** BEGIN MATERIAL PROVIDED **
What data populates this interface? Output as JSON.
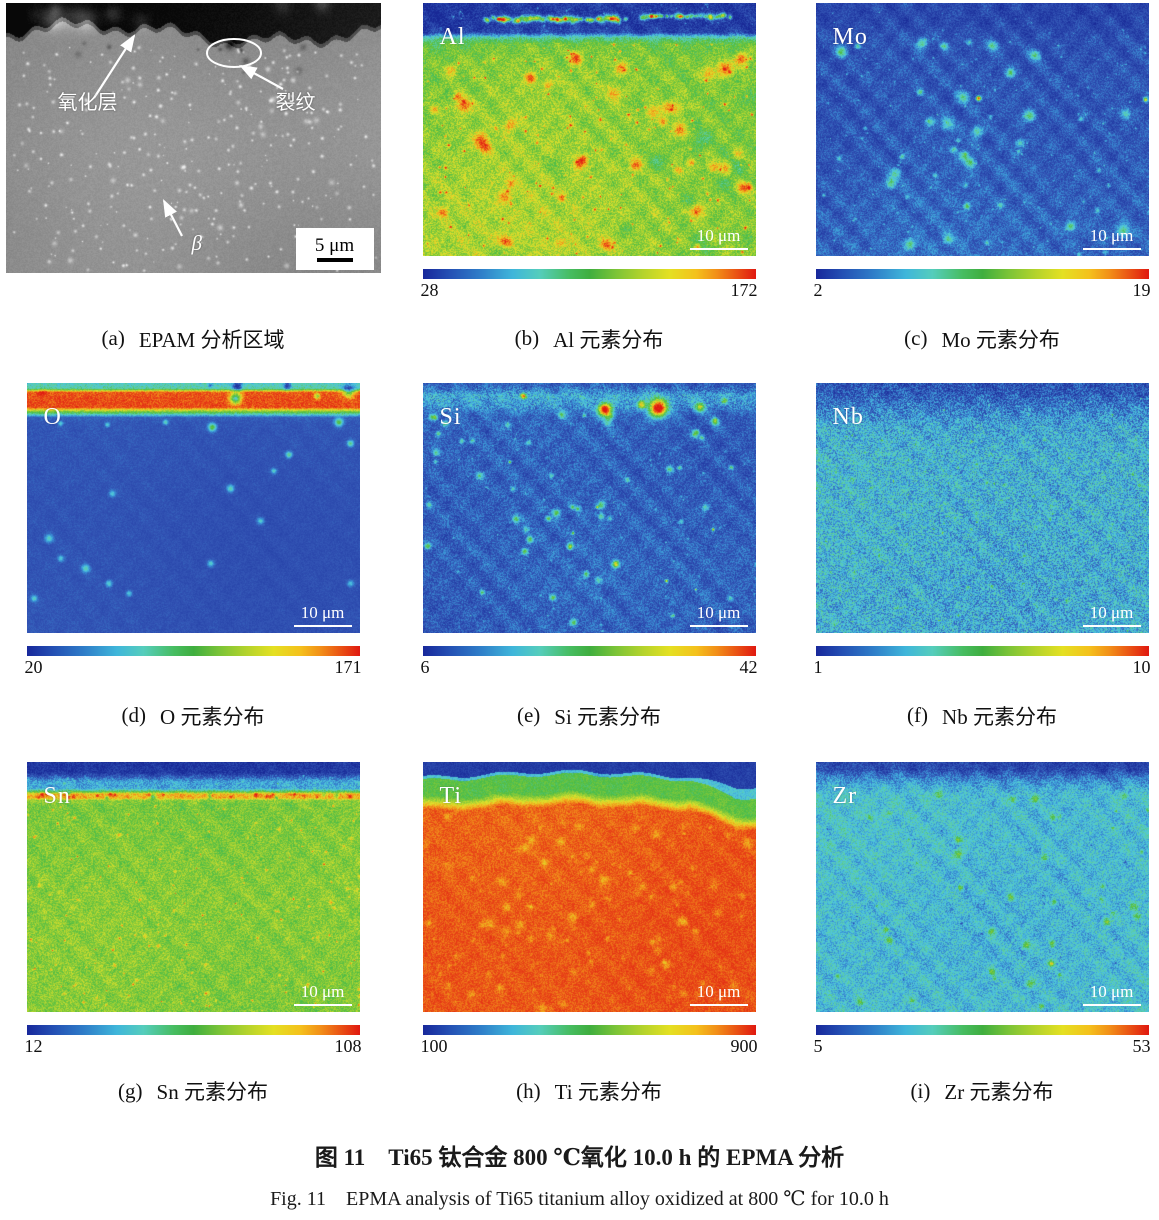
{
  "figure": {
    "title_zh": "图 11　Ti65 钛合金 800 ℃氧化 10.0 h 的 EPMA 分析",
    "title_en": "Fig. 11　EPMA analysis of Ti65 titanium alloy oxidized at 800 ℃ for 10.0 h"
  },
  "colors": {
    "colorbar_left_blue": "#18289b",
    "colorbar_mid_green": "#3fae3f",
    "colorbar_right_red": "#e01810",
    "annotation_white": "#ffffff"
  },
  "panels": [
    {
      "id": "a",
      "caption_index": "(a)",
      "caption_text": "EPAM 分析区域",
      "annotations": {
        "oxide_layer": "氧化层",
        "crack": "裂纹",
        "beta": "β",
        "scale_bar": "5 μm"
      }
    },
    {
      "id": "b",
      "label": "Al",
      "caption_index": "(b)",
      "caption_text": "Al 元素分布",
      "scale_bar": "10 μm",
      "colorbar_min": "28",
      "colorbar_max": "172"
    },
    {
      "id": "c",
      "label": "Mo",
      "caption_index": "(c)",
      "caption_text": "Mo 元素分布",
      "scale_bar": "10 μm",
      "colorbar_min": "2",
      "colorbar_max": "19"
    },
    {
      "id": "d",
      "label": "O",
      "caption_index": "(d)",
      "caption_text": "O 元素分布",
      "scale_bar": "10 μm",
      "colorbar_min": "20",
      "colorbar_max": "171"
    },
    {
      "id": "e",
      "label": "Si",
      "caption_index": "(e)",
      "caption_text": "Si 元素分布",
      "scale_bar": "10 μm",
      "colorbar_min": "6",
      "colorbar_max": "42"
    },
    {
      "id": "f",
      "label": "Nb",
      "caption_index": "(f)",
      "caption_text": "Nb 元素分布",
      "scale_bar": "10 μm",
      "colorbar_min": "1",
      "colorbar_max": "10"
    },
    {
      "id": "g",
      "label": "Sn",
      "caption_index": "(g)",
      "caption_text": "Sn 元素分布",
      "scale_bar": "10 μm",
      "colorbar_min": "12",
      "colorbar_max": "108"
    },
    {
      "id": "h",
      "label": "Ti",
      "caption_index": "(h)",
      "caption_text": "Ti 元素分布",
      "scale_bar": "10 μm",
      "colorbar_min": "100",
      "colorbar_max": "900"
    },
    {
      "id": "i",
      "label": "Zr",
      "caption_index": "(i)",
      "caption_text": "Zr 元素分布",
      "scale_bar": "10 μm",
      "colorbar_min": "5",
      "colorbar_max": "53"
    }
  ]
}
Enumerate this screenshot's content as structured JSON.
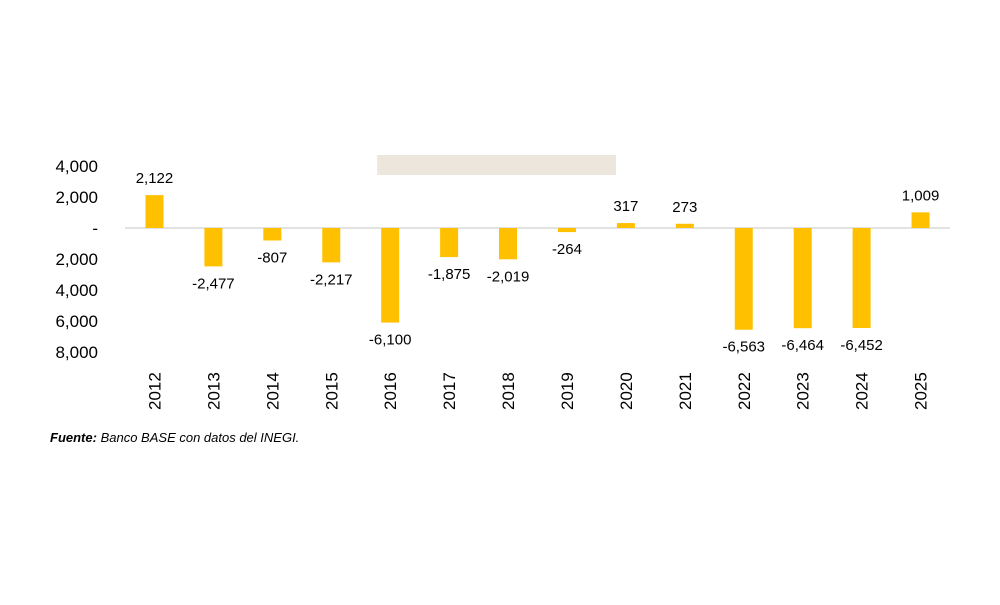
{
  "chart_data": {
    "type": "bar",
    "title": "",
    "xlabel": "",
    "ylabel": "",
    "categories": [
      "2012",
      "2013",
      "2014",
      "2015",
      "2016",
      "2017",
      "2018",
      "2019",
      "2020",
      "2021",
      "2022",
      "2023",
      "2024",
      "2025"
    ],
    "values": [
      2122,
      -2477,
      -807,
      -2217,
      -6100,
      -1875,
      -2019,
      -264,
      317,
      273,
      -6563,
      -6464,
      -6452,
      1009
    ],
    "data_labels": [
      "2,122",
      "-2,477",
      "-807",
      "-2,217",
      "-6,100",
      "-1,875",
      "-2,019",
      "-264",
      "317",
      "273",
      "-6,563",
      "-6,464",
      "-6,452",
      "1,009"
    ],
    "ylim": [
      -8000,
      4000
    ],
    "y_ticks": [
      4000,
      2000,
      0,
      -2000,
      -4000,
      -6000,
      -8000
    ],
    "y_tick_labels": [
      "4,000",
      "2,000",
      "-",
      "2,000",
      "4,000",
      "6,000",
      "8,000"
    ],
    "grid": false,
    "legend": "none",
    "highlight_band": {
      "from": "2016",
      "to": "2019"
    }
  },
  "colors": {
    "bar": "#FFC000",
    "axis": "#D9D9D9",
    "band": "#EDE6DD",
    "text": "#000000"
  },
  "source": {
    "label": "Fuente:",
    "text": "Banco BASE con datos del INEGI."
  }
}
** END MATERIAL PROVIDED **
Without the pictures, return the entries exactly as they appear.

- [WRITTEN RESPONSE]
What data populates this interface? Output as JSON.
{
  "figure": {
    "title_zh": "图 11　Ti65 钛合金 800 ℃氧化 10.0 h 的 EPMA 分析",
    "title_en": "Fig. 11　EPMA analysis of Ti65 titanium alloy oxidized at 800 ℃ for 10.0 h"
  },
  "colors": {
    "colorbar_left_blue": "#18289b",
    "colorbar_mid_green": "#3fae3f",
    "colorbar_right_red": "#e01810",
    "annotation_white": "#ffffff"
  },
  "panels": [
    {
      "id": "a",
      "caption_index": "(a)",
      "caption_text": "EPAM 分析区域",
      "annotations": {
        "oxide_layer": "氧化层",
        "crack": "裂纹",
        "beta": "β",
        "scale_bar": "5 μm"
      }
    },
    {
      "id": "b",
      "label": "Al",
      "caption_index": "(b)",
      "caption_text": "Al 元素分布",
      "scale_bar": "10 μm",
      "colorbar_min": "28",
      "colorbar_max": "172"
    },
    {
      "id": "c",
      "label": "Mo",
      "caption_index": "(c)",
      "caption_text": "Mo 元素分布",
      "scale_bar": "10 μm",
      "colorbar_min": "2",
      "colorbar_max": "19"
    },
    {
      "id": "d",
      "label": "O",
      "caption_index": "(d)",
      "caption_text": "O 元素分布",
      "scale_bar": "10 μm",
      "colorbar_min": "20",
      "colorbar_max": "171"
    },
    {
      "id": "e",
      "label": "Si",
      "caption_index": "(e)",
      "caption_text": "Si 元素分布",
      "scale_bar": "10 μm",
      "colorbar_min": "6",
      "colorbar_max": "42"
    },
    {
      "id": "f",
      "label": "Nb",
      "caption_index": "(f)",
      "caption_text": "Nb 元素分布",
      "scale_bar": "10 μm",
      "colorbar_min": "1",
      "colorbar_max": "10"
    },
    {
      "id": "g",
      "label": "Sn",
      "caption_index": "(g)",
      "caption_text": "Sn 元素分布",
      "scale_bar": "10 μm",
      "colorbar_min": "12",
      "colorbar_max": "108"
    },
    {
      "id": "h",
      "label": "Ti",
      "caption_index": "(h)",
      "caption_text": "Ti 元素分布",
      "scale_bar": "10 μm",
      "colorbar_min": "100",
      "colorbar_max": "900"
    },
    {
      "id": "i",
      "label": "Zr",
      "caption_index": "(i)",
      "caption_text": "Zr 元素分布",
      "scale_bar": "10 μm",
      "colorbar_min": "5",
      "colorbar_max": "53"
    }
  ]
}
Enumerate this screenshot's content as structured JSON.
{
  "chart_data": {
    "type": "bar",
    "title": "",
    "xlabel": "",
    "ylabel": "",
    "categories": [
      "2012",
      "2013",
      "2014",
      "2015",
      "2016",
      "2017",
      "2018",
      "2019",
      "2020",
      "2021",
      "2022",
      "2023",
      "2024",
      "2025"
    ],
    "values": [
      2122,
      -2477,
      -807,
      -2217,
      -6100,
      -1875,
      -2019,
      -264,
      317,
      273,
      -6563,
      -6464,
      -6452,
      1009
    ],
    "data_labels": [
      "2,122",
      "-2,477",
      "-807",
      "-2,217",
      "-6,100",
      "-1,875",
      "-2,019",
      "-264",
      "317",
      "273",
      "-6,563",
      "-6,464",
      "-6,452",
      "1,009"
    ],
    "ylim": [
      -8000,
      4000
    ],
    "y_ticks": [
      4000,
      2000,
      0,
      -2000,
      -4000,
      -6000,
      -8000
    ],
    "y_tick_labels": [
      "4,000",
      "2,000",
      "-",
      "2,000",
      "4,000",
      "6,000",
      "8,000"
    ],
    "grid": false,
    "legend": "none",
    "highlight_band": {
      "from": "2016",
      "to": "2019"
    }
  },
  "colors": {
    "bar": "#FFC000",
    "axis": "#D9D9D9",
    "band": "#EDE6DD",
    "text": "#000000"
  },
  "source": {
    "label": "Fuente:",
    "text": "Banco BASE con datos del INEGI."
  }
}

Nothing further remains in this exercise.